* Task to complete
Scan the lines below for the word "JSON". Copy each line you find it in.

* Data for this task

○ ○ ○ ○

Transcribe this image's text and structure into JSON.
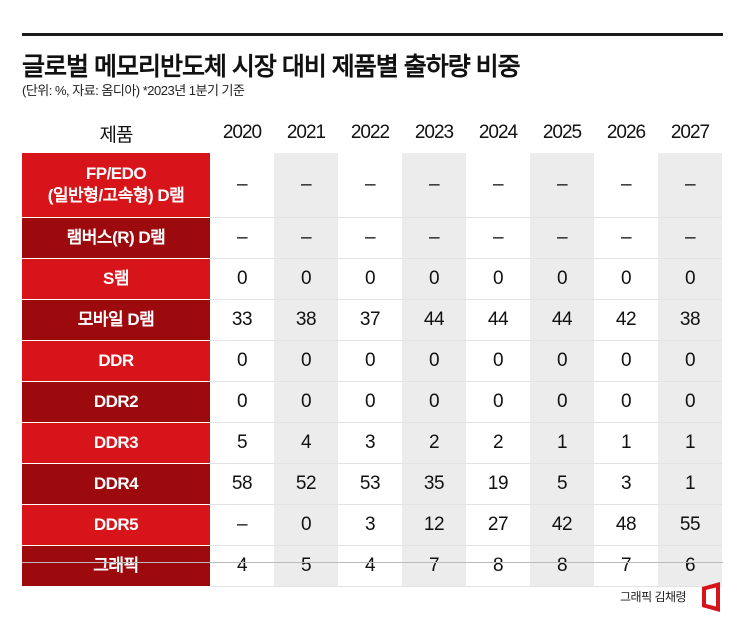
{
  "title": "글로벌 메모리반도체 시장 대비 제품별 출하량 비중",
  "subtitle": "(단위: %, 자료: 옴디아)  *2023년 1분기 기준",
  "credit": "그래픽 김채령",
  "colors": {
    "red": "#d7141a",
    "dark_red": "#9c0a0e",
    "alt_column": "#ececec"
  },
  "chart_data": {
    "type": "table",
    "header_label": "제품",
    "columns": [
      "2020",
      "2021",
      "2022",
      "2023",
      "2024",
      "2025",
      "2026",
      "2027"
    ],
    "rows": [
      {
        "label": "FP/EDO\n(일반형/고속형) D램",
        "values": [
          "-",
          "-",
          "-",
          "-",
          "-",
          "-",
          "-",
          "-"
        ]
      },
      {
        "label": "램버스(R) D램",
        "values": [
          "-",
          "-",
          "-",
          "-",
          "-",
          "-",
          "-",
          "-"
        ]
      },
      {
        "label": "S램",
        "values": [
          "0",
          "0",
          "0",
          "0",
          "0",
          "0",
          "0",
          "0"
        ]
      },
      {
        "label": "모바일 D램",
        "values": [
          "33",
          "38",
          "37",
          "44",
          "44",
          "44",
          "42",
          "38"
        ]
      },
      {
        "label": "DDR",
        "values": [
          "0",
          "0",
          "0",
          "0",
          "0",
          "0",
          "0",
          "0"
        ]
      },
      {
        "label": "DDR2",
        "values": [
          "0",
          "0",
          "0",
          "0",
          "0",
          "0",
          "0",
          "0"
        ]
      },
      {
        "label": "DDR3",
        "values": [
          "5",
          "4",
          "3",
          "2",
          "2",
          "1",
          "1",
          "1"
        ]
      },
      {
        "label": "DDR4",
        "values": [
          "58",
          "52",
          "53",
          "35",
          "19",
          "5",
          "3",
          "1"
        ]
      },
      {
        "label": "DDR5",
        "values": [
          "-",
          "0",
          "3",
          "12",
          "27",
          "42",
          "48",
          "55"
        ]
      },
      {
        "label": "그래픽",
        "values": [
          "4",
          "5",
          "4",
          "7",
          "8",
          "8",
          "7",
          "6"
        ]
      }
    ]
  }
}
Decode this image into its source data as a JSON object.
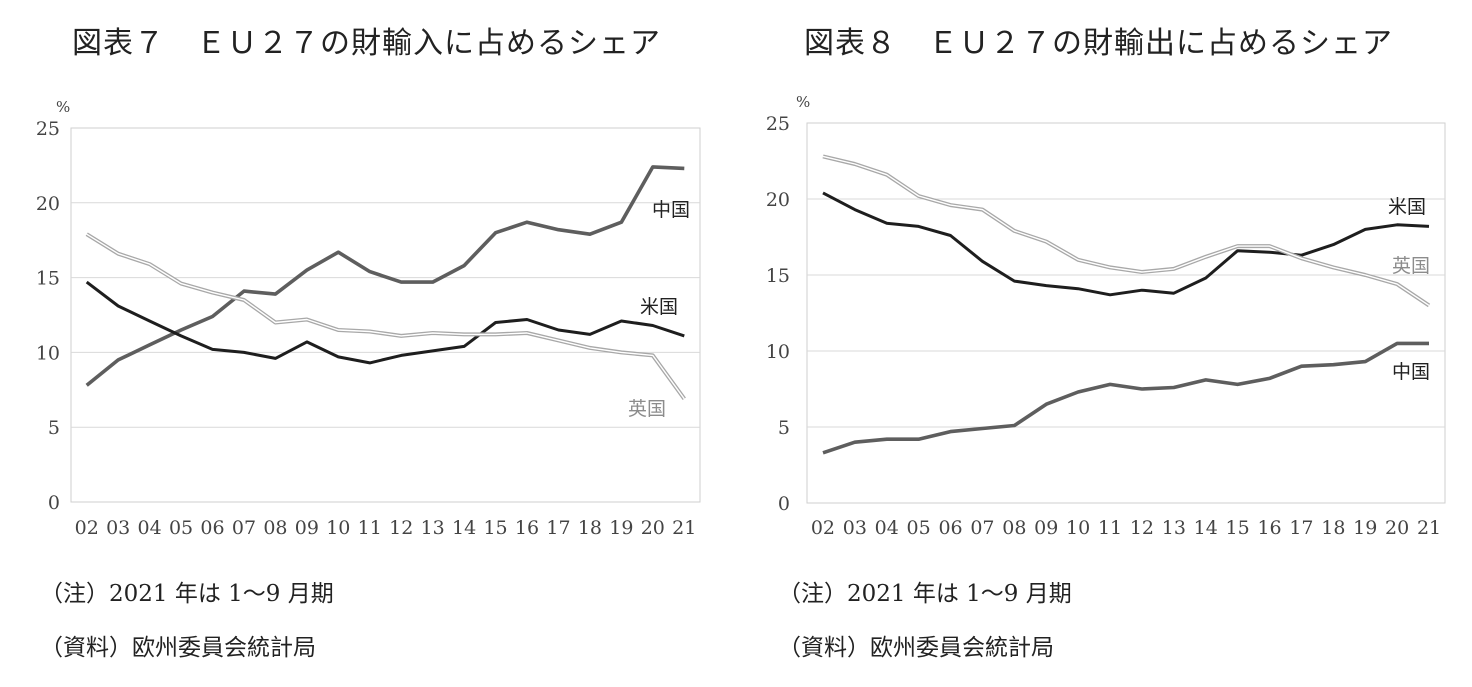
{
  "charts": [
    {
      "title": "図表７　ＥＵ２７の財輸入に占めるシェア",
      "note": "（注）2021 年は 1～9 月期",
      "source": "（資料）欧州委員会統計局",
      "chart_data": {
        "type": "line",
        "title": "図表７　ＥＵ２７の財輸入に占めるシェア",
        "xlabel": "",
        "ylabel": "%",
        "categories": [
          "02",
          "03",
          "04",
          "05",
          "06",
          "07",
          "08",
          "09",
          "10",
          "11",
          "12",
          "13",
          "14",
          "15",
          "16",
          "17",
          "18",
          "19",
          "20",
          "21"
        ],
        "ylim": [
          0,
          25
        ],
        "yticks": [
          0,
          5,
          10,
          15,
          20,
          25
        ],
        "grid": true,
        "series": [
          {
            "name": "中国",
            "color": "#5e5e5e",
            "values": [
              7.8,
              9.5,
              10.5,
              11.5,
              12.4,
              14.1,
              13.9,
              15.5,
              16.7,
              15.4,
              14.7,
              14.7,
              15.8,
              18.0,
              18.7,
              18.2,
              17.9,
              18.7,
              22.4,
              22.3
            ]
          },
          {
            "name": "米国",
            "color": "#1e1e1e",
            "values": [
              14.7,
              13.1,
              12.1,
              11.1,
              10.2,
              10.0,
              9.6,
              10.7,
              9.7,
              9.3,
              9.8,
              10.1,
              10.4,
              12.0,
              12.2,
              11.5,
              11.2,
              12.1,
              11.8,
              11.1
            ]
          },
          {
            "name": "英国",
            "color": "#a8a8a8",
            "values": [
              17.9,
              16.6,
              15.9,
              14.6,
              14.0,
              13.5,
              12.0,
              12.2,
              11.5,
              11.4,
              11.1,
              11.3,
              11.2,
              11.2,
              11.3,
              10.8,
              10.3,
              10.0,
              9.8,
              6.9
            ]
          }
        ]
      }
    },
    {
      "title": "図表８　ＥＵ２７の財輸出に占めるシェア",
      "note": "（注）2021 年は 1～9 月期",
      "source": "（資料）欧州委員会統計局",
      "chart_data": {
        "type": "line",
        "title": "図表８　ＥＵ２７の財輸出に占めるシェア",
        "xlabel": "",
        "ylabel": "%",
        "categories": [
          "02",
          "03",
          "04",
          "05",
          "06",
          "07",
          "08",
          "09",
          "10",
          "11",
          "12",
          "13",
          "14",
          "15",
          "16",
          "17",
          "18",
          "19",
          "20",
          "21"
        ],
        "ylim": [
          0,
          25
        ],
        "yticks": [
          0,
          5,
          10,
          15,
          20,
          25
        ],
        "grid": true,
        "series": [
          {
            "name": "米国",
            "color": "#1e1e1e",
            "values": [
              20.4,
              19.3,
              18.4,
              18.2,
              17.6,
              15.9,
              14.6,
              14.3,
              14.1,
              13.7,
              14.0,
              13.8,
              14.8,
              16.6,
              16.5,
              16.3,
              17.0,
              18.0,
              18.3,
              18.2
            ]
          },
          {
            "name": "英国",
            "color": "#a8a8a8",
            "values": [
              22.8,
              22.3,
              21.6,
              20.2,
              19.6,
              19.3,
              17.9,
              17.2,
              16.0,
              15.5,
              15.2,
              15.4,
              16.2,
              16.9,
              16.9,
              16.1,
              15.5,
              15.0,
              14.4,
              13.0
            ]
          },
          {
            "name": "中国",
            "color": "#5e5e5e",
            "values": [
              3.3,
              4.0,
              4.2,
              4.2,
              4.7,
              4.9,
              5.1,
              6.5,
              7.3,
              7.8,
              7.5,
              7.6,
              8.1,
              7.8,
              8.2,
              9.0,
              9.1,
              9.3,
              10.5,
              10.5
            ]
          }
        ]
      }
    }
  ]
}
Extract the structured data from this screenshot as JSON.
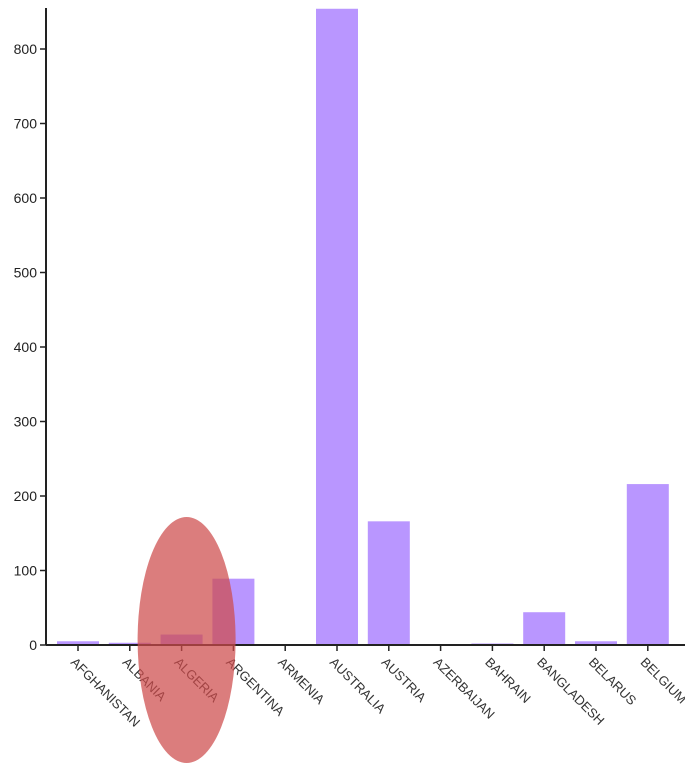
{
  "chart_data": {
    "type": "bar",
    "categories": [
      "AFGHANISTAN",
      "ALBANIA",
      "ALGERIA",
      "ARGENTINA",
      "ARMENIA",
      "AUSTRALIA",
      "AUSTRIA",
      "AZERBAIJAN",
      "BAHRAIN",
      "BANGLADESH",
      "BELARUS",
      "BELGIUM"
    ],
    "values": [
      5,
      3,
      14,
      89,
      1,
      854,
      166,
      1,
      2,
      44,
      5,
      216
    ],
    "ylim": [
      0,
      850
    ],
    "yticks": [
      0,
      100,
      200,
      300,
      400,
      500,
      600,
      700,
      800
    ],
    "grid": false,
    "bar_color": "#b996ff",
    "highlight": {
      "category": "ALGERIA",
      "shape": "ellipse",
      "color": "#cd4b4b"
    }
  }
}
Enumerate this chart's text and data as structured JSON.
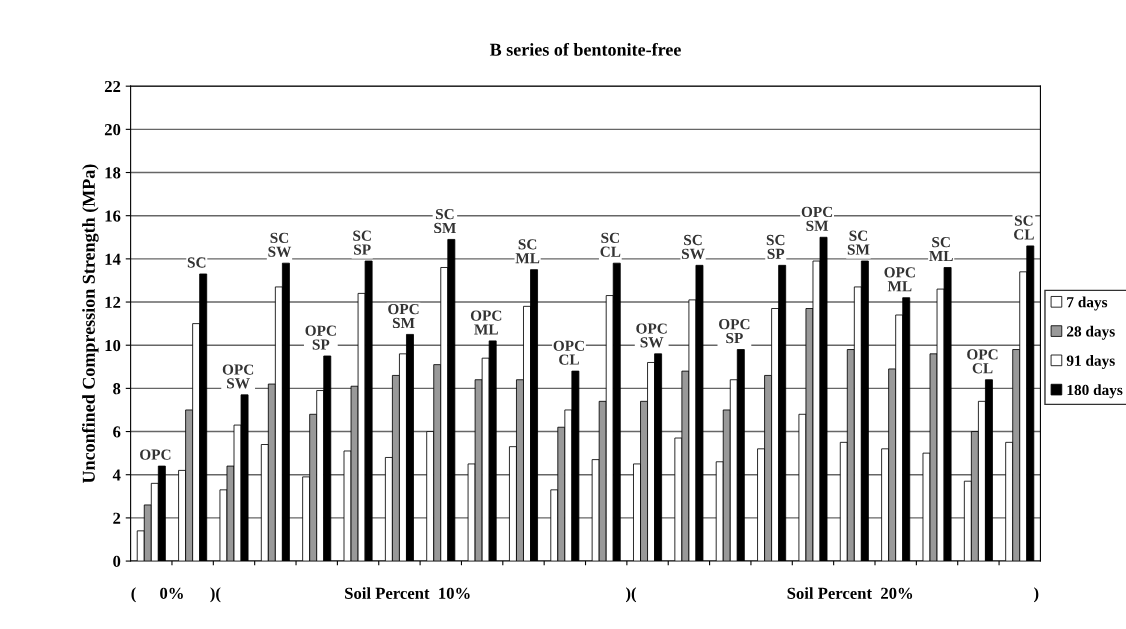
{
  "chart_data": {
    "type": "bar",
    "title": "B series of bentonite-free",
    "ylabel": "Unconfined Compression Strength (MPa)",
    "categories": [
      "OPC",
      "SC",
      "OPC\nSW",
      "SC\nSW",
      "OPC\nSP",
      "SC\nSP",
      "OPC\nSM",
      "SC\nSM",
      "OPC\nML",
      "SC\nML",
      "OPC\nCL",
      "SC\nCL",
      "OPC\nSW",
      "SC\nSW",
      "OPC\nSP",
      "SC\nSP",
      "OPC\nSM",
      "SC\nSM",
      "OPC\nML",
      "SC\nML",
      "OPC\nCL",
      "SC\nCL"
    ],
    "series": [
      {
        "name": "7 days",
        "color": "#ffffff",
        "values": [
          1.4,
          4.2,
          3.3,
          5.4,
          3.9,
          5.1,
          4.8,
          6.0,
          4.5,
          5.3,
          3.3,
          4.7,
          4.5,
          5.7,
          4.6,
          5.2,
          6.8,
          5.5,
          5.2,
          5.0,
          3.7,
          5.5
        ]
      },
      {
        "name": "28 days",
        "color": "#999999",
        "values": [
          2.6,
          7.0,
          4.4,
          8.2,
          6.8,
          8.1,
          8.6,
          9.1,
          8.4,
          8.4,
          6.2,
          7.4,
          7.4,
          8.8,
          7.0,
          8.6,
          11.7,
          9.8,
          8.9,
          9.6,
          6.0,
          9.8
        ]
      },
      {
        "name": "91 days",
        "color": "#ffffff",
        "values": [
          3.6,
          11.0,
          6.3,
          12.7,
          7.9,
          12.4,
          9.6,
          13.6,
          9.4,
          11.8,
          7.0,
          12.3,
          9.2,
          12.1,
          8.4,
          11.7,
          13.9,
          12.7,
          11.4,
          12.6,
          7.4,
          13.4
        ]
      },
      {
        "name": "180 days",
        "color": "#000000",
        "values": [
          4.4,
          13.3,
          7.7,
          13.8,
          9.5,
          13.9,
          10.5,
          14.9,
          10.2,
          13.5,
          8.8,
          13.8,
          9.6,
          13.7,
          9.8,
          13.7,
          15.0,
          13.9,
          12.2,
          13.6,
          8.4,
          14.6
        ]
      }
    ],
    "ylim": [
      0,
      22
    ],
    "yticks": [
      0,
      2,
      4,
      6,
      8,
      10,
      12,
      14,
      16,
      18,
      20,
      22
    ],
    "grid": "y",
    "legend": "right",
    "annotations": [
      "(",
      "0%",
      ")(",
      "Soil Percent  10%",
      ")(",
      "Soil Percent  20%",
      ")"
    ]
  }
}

○ ○ ○ ○

* Task answer
Transcribe this image's text and structure into JSON.
Decode this image into its source data as a JSON object.
Extract the structured data from this screenshot as JSON.
Enumerate this chart's text and data as structured JSON.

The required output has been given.